* Start Supplied material *

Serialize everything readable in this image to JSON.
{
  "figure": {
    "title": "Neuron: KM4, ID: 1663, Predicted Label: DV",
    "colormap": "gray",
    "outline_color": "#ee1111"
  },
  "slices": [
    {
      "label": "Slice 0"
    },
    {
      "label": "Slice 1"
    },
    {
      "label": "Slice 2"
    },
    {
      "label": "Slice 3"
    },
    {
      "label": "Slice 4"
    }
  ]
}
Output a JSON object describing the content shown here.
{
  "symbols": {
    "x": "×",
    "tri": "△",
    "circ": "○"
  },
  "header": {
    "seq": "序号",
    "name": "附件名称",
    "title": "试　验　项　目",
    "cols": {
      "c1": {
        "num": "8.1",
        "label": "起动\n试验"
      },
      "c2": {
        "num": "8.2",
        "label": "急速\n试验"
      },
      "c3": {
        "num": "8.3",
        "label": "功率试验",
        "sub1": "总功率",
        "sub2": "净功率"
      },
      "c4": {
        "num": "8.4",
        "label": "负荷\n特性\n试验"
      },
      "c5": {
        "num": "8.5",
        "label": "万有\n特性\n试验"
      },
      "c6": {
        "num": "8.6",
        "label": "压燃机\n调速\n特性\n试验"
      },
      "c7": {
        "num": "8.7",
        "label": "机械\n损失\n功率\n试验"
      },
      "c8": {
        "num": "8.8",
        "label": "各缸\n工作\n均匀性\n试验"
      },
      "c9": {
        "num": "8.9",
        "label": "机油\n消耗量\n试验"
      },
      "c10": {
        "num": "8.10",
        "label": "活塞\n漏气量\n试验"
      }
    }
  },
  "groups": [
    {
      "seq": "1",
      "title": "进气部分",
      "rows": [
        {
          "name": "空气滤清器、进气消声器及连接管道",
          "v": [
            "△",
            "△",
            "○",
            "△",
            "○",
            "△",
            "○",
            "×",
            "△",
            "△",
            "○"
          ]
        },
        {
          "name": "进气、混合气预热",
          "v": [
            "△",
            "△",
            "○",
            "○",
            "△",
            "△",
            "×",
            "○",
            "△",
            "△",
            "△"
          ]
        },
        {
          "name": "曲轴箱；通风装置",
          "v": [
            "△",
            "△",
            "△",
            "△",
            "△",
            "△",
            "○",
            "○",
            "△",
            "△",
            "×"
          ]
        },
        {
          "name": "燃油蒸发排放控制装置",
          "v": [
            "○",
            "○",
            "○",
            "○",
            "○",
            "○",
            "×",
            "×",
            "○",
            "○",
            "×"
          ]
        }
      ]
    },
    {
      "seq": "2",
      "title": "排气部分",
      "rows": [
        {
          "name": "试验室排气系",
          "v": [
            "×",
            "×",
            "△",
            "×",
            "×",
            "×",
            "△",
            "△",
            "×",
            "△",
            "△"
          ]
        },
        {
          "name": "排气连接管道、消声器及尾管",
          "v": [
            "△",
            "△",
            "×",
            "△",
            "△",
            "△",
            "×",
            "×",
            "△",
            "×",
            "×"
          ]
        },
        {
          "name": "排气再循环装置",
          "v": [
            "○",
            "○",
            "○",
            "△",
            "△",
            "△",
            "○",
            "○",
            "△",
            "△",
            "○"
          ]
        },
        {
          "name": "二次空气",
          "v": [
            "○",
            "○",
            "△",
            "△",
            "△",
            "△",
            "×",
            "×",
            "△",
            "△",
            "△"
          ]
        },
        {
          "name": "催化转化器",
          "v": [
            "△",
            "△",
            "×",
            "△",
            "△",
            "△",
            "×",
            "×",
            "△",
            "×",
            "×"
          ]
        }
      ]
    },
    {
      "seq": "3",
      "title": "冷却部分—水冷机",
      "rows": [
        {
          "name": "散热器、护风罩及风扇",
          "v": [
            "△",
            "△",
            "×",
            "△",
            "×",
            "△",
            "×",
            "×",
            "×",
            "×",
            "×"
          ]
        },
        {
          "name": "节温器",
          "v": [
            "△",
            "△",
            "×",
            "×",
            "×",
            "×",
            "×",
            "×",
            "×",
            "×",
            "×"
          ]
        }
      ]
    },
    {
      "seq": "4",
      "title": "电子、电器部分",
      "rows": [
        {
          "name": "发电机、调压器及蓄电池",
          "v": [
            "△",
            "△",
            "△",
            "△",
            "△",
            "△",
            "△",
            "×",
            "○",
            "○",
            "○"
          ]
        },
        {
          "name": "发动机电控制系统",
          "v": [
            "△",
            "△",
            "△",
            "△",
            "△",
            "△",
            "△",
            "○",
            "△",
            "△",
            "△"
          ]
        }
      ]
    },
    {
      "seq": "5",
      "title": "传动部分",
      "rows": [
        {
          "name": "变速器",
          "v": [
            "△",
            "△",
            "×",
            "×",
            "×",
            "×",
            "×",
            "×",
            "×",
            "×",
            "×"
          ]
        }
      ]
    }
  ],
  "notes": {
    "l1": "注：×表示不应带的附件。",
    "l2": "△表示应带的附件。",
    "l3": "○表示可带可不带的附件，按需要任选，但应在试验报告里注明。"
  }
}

* End Supplied material *

**Task description:** Repeat every entry word for word.

**Written solution:**
Serialize everything readable in this image to JSON.
{
  "figure": {
    "title": "Neuron: KM4, ID: 1663, Predicted Label: DV",
    "colormap": "gray",
    "outline_color": "#ee1111"
  },
  "slices": [
    {
      "label": "Slice 0"
    },
    {
      "label": "Slice 1"
    },
    {
      "label": "Slice 2"
    },
    {
      "label": "Slice 3"
    },
    {
      "label": "Slice 4"
    }
  ]
}
Output a JSON object describing the content shown here.
{
  "symbols": {
    "x": "×",
    "tri": "△",
    "circ": "○"
  },
  "header": {
    "seq": "序号",
    "name": "附件名称",
    "title": "试　验　项　目",
    "cols": {
      "c1": {
        "num": "8.1",
        "label": "起动\n试验"
      },
      "c2": {
        "num": "8.2",
        "label": "急速\n试验"
      },
      "c3": {
        "num": "8.3",
        "label": "功率试验",
        "sub1": "总功率",
        "sub2": "净功率"
      },
      "c4": {
        "num": "8.4",
        "label": "负荷\n特性\n试验"
      },
      "c5": {
        "num": "8.5",
        "label": "万有\n特性\n试验"
      },
      "c6": {
        "num": "8.6",
        "label": "压燃机\n调速\n特性\n试验"
      },
      "c7": {
        "num": "8.7",
        "label": "机械\n损失\n功率\n试验"
      },
      "c8": {
        "num": "8.8",
        "label": "各缸\n工作\n均匀性\n试验"
      },
      "c9": {
        "num": "8.9",
        "label": "机油\n消耗量\n试验"
      },
      "c10": {
        "num": "8.10",
        "label": "活塞\n漏气量\n试验"
      }
    }
  },
  "groups": [
    {
      "seq": "1",
      "title": "进气部分",
      "rows": [
        {
          "name": "空气滤清器、进气消声器及连接管道",
          "v": [
            "△",
            "△",
            "○",
            "△",
            "○",
            "△",
            "○",
            "×",
            "△",
            "△",
            "○"
          ]
        },
        {
          "name": "进气、混合气预热",
          "v": [
            "△",
            "△",
            "○",
            "○",
            "△",
            "△",
            "×",
            "○",
            "△",
            "△",
            "△"
          ]
        },
        {
          "name": "曲轴箱；通风装置",
          "v": [
            "△",
            "△",
            "△",
            "△",
            "△",
            "△",
            "○",
            "○",
            "△",
            "△",
            "×"
          ]
        },
        {
          "name": "燃油蒸发排放控制装置",
          "v": [
            "○",
            "○",
            "○",
            "○",
            "○",
            "○",
            "×",
            "×",
            "○",
            "○",
            "×"
          ]
        }
      ]
    },
    {
      "seq": "2",
      "title": "排气部分",
      "rows": [
        {
          "name": "试验室排气系",
          "v": [
            "×",
            "×",
            "△",
            "×",
            "×",
            "×",
            "△",
            "△",
            "×",
            "△",
            "△"
          ]
        },
        {
          "name": "排气连接管道、消声器及尾管",
          "v": [
            "△",
            "△",
            "×",
            "△",
            "△",
            "△",
            "×",
            "×",
            "△",
            "×",
            "×"
          ]
        },
        {
          "name": "排气再循环装置",
          "v": [
            "○",
            "○",
            "○",
            "△",
            "△",
            "△",
            "○",
            "○",
            "△",
            "△",
            "○"
          ]
        },
        {
          "name": "二次空气",
          "v": [
            "○",
            "○",
            "△",
            "△",
            "△",
            "△",
            "×",
            "×",
            "△",
            "△",
            "△"
          ]
        },
        {
          "name": "催化转化器",
          "v": [
            "△",
            "△",
            "×",
            "△",
            "△",
            "△",
            "×",
            "×",
            "△",
            "×",
            "×"
          ]
        }
      ]
    },
    {
      "seq": "3",
      "title": "冷却部分—水冷机",
      "rows": [
        {
          "name": "散热器、护风罩及风扇",
          "v": [
            "△",
            "△",
            "×",
            "△",
            "×",
            "△",
            "×",
            "×",
            "×",
            "×",
            "×"
          ]
        },
        {
          "name": "节温器",
          "v": [
            "△",
            "△",
            "×",
            "×",
            "×",
            "×",
            "×",
            "×",
            "×",
            "×",
            "×"
          ]
        }
      ]
    },
    {
      "seq": "4",
      "title": "电子、电器部分",
      "rows": [
        {
          "name": "发电机、调压器及蓄电池",
          "v": [
            "△",
            "△",
            "△",
            "△",
            "△",
            "△",
            "△",
            "×",
            "○",
            "○",
            "○"
          ]
        },
        {
          "name": "发动机电控制系统",
          "v": [
            "△",
            "△",
            "△",
            "△",
            "△",
            "△",
            "△",
            "○",
            "△",
            "△",
            "△"
          ]
        }
      ]
    },
    {
      "seq": "5",
      "title": "传动部分",
      "rows": [
        {
          "name": "变速器",
          "v": [
            "△",
            "△",
            "×",
            "×",
            "×",
            "×",
            "×",
            "×",
            "×",
            "×",
            "×"
          ]
        }
      ]
    }
  ],
  "notes": {
    "l1": "注：×表示不应带的附件。",
    "l2": "△表示应带的附件。",
    "l3": "○表示可带可不带的附件，按需要任选，但应在试验报告里注明。"
  }
}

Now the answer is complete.